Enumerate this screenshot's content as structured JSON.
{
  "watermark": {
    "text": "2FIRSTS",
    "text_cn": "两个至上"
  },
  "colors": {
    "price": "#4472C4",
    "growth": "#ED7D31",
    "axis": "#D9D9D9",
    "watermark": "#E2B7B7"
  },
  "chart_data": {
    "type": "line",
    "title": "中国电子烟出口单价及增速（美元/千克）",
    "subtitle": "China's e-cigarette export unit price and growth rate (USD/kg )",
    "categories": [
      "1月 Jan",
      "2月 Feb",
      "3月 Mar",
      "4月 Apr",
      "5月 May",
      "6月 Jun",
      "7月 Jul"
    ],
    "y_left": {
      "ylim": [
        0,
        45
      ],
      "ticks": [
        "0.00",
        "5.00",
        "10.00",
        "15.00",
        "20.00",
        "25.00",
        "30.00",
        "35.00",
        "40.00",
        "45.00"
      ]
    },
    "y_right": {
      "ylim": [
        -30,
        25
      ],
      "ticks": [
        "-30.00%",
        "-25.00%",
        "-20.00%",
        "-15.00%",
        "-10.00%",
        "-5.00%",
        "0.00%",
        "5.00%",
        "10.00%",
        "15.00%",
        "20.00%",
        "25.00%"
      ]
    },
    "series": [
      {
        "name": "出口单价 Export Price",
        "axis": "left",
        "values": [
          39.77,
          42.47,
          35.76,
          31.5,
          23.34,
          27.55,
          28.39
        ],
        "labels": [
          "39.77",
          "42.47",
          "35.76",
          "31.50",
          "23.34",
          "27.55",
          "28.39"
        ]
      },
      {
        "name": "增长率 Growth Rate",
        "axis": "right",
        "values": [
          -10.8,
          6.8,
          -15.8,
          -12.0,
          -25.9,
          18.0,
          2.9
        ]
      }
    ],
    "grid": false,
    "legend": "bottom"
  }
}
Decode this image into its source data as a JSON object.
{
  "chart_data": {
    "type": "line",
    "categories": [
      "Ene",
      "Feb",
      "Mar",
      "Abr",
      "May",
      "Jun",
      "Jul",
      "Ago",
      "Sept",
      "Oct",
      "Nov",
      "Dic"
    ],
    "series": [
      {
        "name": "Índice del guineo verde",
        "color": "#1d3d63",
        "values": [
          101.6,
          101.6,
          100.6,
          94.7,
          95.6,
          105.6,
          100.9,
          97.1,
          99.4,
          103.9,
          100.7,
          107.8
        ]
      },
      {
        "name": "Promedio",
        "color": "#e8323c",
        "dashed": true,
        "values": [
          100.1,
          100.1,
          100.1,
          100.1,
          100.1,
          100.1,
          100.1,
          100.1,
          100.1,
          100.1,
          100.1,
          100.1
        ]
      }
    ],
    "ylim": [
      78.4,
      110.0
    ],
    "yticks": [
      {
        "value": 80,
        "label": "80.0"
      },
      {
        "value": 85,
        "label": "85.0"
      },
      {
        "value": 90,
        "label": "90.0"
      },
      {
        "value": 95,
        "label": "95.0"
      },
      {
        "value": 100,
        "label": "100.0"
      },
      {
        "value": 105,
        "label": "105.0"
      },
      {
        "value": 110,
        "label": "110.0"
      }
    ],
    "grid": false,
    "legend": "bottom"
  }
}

---*---

Your instructions: Copy exactly, word for word, the line with "Decode this image" through the final line of the listing.

Answer:
Decode this image into its source data as a JSON object.
{
  "chart_data": {
    "type": "line",
    "categories": [
      "Ene",
      "Feb",
      "Mar",
      "Abr",
      "May",
      "Jun",
      "Jul",
      "Ago",
      "Sept",
      "Oct",
      "Nov",
      "Dic"
    ],
    "series": [
      {
        "name": "Índice del guineo verde",
        "color": "#1d3d63",
        "values": [
          101.6,
          101.6,
          100.6,
          94.7,
          95.6,
          105.6,
          100.9,
          97.1,
          99.4,
          103.9,
          100.7,
          107.8
        ]
      },
      {
        "name": "Promedio",
        "color": "#e8323c",
        "dashed": true,
        "values": [
          100.1,
          100.1,
          100.1,
          100.1,
          100.1,
          100.1,
          100.1,
          100.1,
          100.1,
          100.1,
          100.1,
          100.1
        ]
      }
    ],
    "ylim": [
      78.4,
      110.0
    ],
    "yticks": [
      {
        "value": 80,
        "label": "80.0"
      },
      {
        "value": 85,
        "label": "85.0"
      },
      {
        "value": 90,
        "label": "90.0"
      },
      {
        "value": 95,
        "label": "95.0"
      },
      {
        "value": 100,
        "label": "100.0"
      },
      {
        "value": 105,
        "label": "105.0"
      },
      {
        "value": 110,
        "label": "110.0"
      }
    ],
    "grid": false,
    "legend": "bottom"
  }
}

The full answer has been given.